### Recorded data ###

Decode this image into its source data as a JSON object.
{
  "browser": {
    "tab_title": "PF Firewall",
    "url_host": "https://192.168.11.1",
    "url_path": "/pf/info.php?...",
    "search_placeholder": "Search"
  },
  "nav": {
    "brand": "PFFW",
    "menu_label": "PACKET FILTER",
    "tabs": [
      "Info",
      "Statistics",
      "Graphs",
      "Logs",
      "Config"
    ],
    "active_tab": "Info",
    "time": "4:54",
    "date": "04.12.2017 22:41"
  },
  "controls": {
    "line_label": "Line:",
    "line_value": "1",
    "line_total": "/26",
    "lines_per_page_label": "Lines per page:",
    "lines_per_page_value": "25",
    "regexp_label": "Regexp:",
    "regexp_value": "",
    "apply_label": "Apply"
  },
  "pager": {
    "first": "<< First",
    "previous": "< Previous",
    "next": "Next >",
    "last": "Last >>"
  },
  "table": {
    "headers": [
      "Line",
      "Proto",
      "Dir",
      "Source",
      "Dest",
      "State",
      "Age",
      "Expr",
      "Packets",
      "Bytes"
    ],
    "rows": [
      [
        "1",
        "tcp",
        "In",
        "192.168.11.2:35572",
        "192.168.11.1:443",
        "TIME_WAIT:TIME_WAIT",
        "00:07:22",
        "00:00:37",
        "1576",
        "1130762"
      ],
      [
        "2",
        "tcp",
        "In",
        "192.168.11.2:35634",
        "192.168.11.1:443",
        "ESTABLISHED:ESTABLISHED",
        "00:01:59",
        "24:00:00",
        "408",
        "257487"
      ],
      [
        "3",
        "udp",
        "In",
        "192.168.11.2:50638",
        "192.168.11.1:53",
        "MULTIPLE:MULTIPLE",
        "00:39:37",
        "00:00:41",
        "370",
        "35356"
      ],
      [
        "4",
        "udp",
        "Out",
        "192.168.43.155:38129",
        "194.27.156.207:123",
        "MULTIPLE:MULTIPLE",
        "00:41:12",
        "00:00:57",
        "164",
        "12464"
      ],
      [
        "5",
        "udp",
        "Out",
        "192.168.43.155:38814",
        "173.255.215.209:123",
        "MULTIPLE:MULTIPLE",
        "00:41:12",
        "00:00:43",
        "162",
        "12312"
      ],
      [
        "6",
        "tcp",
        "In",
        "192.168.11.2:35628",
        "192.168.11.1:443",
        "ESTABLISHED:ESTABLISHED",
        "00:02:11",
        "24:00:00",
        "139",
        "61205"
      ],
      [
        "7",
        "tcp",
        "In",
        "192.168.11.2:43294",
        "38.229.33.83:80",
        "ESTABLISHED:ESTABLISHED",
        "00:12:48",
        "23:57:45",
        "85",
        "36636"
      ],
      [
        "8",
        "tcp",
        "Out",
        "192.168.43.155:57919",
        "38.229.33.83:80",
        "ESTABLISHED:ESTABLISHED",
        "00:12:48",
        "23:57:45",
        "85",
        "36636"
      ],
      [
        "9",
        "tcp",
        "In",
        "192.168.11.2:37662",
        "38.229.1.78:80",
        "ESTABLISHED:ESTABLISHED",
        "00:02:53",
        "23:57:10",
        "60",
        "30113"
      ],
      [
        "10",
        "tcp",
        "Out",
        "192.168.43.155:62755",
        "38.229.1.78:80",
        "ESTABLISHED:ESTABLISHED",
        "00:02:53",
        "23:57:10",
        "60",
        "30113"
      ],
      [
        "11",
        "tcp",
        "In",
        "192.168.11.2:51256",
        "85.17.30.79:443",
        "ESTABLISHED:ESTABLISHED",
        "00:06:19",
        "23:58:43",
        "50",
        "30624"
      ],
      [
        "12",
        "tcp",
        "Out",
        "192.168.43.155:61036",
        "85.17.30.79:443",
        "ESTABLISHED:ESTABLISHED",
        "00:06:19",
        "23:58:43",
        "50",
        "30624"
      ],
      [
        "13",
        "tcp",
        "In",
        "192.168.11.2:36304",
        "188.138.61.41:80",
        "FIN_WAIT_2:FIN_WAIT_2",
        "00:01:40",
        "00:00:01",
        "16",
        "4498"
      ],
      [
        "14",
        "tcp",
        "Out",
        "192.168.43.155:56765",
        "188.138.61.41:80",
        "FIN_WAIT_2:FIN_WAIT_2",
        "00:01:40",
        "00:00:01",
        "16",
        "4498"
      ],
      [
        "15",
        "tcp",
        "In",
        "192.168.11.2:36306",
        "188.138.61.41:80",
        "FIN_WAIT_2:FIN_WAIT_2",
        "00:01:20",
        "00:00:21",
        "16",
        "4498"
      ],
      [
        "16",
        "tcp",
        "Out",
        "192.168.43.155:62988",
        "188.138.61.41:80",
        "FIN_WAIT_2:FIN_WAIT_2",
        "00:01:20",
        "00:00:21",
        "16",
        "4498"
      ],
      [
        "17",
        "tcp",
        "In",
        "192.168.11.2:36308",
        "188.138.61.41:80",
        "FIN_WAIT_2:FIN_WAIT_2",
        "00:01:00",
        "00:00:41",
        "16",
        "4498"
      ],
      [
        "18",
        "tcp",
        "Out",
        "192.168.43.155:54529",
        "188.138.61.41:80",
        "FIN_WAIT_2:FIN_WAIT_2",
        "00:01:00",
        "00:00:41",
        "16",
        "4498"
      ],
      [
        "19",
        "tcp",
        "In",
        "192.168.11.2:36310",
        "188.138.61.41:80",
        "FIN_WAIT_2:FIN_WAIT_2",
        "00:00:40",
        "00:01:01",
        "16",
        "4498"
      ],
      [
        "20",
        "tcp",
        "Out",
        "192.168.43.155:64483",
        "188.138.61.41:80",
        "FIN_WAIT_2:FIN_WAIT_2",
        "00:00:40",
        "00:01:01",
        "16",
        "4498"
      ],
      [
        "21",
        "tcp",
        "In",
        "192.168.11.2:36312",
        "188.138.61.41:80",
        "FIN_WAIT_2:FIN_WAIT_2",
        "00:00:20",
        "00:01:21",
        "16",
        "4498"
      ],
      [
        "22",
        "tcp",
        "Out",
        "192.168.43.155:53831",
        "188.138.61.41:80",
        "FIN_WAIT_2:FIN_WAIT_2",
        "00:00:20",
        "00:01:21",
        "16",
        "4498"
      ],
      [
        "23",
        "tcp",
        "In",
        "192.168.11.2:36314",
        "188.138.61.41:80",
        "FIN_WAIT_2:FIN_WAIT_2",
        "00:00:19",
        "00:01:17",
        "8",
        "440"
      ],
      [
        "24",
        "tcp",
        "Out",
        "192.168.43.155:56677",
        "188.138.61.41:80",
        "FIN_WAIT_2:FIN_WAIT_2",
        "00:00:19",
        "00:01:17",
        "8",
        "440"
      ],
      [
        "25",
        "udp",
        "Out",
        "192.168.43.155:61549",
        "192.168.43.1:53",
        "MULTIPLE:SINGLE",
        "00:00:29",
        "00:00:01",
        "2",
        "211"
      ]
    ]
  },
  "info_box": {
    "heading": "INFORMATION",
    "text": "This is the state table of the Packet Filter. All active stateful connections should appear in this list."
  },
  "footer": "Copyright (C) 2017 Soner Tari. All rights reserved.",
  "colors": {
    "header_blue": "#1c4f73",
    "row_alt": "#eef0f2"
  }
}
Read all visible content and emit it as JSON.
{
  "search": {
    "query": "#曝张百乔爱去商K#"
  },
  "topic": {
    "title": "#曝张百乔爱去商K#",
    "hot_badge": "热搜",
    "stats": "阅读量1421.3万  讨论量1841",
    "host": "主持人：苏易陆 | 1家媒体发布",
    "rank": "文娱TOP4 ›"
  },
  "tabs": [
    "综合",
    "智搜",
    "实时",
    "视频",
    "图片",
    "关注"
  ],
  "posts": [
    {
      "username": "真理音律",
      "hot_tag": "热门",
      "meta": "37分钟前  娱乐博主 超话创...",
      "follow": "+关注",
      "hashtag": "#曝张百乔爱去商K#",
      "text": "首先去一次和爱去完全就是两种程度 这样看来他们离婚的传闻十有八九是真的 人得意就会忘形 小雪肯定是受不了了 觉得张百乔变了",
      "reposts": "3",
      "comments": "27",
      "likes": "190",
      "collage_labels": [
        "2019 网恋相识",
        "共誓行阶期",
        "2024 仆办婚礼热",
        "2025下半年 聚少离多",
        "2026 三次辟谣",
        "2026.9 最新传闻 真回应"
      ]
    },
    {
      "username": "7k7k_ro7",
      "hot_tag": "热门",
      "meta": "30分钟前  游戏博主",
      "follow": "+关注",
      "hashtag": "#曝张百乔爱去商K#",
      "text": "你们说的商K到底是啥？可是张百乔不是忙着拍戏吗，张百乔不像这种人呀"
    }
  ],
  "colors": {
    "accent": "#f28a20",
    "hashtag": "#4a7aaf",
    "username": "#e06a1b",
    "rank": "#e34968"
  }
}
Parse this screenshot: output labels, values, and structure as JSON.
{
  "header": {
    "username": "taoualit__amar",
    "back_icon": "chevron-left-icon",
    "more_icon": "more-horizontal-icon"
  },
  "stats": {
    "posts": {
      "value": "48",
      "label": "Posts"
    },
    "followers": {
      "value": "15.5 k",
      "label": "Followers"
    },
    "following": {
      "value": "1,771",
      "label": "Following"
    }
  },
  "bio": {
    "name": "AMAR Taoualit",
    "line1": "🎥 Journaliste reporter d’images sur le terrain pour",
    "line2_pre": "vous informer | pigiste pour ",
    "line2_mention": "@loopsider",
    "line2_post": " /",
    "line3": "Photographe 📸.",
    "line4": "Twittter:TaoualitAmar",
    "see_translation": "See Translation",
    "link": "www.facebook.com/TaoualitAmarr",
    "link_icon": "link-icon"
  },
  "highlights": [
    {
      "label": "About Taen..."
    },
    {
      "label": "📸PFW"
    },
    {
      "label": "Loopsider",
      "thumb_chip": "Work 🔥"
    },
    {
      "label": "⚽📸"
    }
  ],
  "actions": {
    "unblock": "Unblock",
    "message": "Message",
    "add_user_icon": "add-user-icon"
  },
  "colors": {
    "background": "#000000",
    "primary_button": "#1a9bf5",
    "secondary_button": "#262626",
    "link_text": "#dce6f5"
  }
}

###

Begin with the line that contains "Parse this screenshot: output" and quote each line after it exactly, stopping after the last line of the data.

Parse this screenshot: output labels, values, and structure as JSON.
{
  "header": {
    "username": "taoualit__amar",
    "back_icon": "chevron-left-icon",
    "more_icon": "more-horizontal-icon"
  },
  "stats": {
    "posts": {
      "value": "48",
      "label": "Posts"
    },
    "followers": {
      "value": "15.5 k",
      "label": "Followers"
    },
    "following": {
      "value": "1,771",
      "label": "Following"
    }
  },
  "bio": {
    "name": "AMAR Taoualit",
    "line1": "🎥 Journaliste reporter d’images sur le terrain pour",
    "line2_pre": "vous informer | pigiste pour ",
    "line2_mention": "@loopsider",
    "line2_post": " /",
    "line3": "Photographe 📸.",
    "line4": "Twittter:TaoualitAmar",
    "see_translation": "See Translation",
    "link": "www.facebook.com/TaoualitAmarr",
    "link_icon": "link-icon"
  },
  "highlights": [
    {
      "label": "About Taen..."
    },
    {
      "label": "📸PFW"
    },
    {
      "label": "Loopsider",
      "thumb_chip": "Work 🔥"
    },
    {
      "label": "⚽📸"
    }
  ],
  "actions": {
    "unblock": "Unblock",
    "message": "Message",
    "add_user_icon": "add-user-icon"
  },
  "colors": {
    "background": "#000000",
    "primary_button": "#1a9bf5",
    "secondary_button": "#262626",
    "link_text": "#dce6f5"
  }
}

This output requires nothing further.